** BEGIN **
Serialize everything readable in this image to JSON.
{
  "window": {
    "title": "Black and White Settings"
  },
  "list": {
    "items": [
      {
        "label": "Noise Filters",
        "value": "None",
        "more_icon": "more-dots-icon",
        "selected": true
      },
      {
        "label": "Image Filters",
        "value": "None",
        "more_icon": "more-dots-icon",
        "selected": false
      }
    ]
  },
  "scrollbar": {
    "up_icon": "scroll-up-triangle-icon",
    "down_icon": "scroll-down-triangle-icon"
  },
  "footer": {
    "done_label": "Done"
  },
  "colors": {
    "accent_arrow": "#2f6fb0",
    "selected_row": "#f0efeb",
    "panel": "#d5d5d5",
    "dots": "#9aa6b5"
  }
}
** END **
## WHAT YOU ARE ASKED TO DO
Pick out and copy the lines of the material that include the word "icon".

## SOLUTION TO THIS TASK
        "more_icon": "more-dots-icon",
        "more_icon": "more-dots-icon",
    "up_icon": "scroll-up-triangle-icon",
    "down_icon": "scroll-down-triangle-icon"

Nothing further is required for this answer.